EXERCISE PROMPT
Copy every line of the entries that includes the word "Mean".

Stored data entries

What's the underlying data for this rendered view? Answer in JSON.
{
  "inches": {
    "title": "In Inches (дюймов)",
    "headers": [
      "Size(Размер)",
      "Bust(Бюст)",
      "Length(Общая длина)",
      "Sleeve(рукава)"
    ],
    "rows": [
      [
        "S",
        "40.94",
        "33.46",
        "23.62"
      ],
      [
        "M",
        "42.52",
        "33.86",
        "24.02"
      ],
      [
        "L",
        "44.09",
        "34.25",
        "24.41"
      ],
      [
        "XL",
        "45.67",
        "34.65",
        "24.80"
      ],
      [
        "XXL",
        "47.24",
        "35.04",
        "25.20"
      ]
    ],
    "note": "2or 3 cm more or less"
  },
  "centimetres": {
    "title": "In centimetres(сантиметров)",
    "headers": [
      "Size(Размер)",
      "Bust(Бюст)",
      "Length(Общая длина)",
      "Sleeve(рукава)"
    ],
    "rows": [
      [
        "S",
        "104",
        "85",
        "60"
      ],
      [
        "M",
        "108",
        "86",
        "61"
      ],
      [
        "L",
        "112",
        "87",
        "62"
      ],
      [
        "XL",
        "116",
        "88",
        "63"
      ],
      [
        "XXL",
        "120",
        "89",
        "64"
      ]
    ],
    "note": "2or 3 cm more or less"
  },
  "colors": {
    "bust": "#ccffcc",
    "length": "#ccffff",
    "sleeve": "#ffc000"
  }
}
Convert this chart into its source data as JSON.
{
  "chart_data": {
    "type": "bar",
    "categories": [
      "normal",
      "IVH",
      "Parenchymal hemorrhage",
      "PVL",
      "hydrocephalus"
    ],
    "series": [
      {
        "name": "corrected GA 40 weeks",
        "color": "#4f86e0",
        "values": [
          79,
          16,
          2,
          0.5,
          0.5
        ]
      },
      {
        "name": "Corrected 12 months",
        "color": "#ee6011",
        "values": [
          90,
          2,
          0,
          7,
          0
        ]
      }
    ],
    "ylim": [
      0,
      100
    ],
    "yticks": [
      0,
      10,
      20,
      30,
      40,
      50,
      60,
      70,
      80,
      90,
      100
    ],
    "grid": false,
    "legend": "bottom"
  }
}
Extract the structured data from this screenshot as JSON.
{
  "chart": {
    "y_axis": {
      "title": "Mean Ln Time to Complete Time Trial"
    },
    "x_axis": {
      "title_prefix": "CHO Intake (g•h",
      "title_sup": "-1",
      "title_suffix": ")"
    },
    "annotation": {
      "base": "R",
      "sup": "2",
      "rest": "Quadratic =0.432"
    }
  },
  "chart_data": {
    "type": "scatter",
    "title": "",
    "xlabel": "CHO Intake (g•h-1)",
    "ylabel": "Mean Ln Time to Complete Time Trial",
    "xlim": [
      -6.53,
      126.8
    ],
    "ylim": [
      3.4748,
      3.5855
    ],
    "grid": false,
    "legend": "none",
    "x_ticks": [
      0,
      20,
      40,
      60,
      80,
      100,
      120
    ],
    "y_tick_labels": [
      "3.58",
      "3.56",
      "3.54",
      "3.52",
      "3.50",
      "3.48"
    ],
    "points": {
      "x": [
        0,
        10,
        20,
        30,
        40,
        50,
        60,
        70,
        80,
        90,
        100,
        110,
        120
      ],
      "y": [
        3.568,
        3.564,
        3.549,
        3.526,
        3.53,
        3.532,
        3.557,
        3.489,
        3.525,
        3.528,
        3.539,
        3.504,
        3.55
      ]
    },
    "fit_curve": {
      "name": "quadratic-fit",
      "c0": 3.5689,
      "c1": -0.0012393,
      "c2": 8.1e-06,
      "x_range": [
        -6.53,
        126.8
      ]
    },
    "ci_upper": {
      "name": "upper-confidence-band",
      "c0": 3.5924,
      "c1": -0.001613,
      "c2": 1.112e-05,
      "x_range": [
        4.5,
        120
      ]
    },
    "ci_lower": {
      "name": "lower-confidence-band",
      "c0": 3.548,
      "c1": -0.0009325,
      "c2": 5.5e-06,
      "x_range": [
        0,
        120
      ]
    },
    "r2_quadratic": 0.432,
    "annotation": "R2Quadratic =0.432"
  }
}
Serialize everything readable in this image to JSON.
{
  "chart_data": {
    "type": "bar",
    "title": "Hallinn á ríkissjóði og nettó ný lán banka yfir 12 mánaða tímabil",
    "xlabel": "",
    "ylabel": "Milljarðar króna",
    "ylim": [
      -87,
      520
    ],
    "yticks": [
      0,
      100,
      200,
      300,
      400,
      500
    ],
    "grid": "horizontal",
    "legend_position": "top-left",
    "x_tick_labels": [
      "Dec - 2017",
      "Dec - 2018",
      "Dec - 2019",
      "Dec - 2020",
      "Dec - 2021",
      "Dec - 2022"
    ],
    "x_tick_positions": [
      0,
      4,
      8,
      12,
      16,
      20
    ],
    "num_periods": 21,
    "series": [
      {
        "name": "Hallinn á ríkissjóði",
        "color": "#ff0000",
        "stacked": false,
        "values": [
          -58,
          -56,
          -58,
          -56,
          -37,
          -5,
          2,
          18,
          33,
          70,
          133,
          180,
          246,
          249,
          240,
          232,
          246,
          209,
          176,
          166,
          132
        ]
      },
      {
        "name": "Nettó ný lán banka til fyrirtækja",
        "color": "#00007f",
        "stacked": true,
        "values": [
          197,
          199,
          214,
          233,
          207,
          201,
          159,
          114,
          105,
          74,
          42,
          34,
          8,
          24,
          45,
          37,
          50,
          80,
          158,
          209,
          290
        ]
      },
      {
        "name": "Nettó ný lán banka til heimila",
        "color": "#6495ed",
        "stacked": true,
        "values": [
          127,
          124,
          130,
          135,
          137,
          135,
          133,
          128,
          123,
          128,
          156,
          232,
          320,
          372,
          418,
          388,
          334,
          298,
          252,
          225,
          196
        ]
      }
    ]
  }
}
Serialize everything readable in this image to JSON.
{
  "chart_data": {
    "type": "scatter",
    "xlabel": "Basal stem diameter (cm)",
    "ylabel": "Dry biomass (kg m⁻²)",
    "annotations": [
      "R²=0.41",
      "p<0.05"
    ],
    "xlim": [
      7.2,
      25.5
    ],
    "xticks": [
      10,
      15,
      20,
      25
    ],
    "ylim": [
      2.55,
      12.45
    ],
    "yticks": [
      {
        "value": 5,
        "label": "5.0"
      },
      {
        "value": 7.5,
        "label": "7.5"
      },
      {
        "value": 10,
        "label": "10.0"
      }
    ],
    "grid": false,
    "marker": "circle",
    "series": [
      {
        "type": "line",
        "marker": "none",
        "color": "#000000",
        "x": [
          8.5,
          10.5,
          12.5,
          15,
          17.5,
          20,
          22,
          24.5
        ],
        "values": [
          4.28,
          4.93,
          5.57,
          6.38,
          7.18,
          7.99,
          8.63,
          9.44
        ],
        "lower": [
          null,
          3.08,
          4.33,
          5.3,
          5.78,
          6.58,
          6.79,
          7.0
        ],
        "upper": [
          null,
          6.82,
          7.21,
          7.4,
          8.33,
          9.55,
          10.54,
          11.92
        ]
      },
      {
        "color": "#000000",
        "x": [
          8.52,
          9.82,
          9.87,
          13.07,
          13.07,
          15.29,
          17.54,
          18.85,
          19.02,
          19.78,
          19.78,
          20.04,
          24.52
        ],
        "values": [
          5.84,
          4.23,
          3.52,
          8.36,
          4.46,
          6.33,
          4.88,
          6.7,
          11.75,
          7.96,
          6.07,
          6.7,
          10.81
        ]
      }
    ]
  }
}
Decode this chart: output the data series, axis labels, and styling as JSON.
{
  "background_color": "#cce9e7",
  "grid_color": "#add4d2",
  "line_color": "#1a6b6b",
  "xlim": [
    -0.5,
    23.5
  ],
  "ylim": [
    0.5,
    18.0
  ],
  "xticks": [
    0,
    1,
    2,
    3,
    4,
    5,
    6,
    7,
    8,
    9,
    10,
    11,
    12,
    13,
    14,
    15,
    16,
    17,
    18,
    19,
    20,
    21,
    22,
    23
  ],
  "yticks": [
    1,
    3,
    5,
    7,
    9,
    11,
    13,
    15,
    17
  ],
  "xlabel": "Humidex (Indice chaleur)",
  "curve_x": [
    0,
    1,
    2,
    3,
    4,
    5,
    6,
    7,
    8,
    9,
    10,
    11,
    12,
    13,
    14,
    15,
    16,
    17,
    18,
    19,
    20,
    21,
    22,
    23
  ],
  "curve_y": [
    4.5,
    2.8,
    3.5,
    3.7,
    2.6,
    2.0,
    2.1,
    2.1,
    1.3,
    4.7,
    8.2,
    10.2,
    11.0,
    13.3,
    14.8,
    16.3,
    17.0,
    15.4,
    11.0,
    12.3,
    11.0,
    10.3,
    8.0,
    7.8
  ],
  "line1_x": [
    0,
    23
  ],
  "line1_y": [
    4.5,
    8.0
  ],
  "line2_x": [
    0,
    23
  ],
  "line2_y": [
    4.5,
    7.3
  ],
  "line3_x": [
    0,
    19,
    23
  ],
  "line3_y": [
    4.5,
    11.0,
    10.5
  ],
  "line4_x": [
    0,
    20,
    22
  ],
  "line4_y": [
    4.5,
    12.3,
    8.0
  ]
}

RESPONSE TO THE EXERCISE
      "title": "Mean Ln Time to Complete Time Trial"
    "ylabel": "Mean Ln Time to Complete Time Trial",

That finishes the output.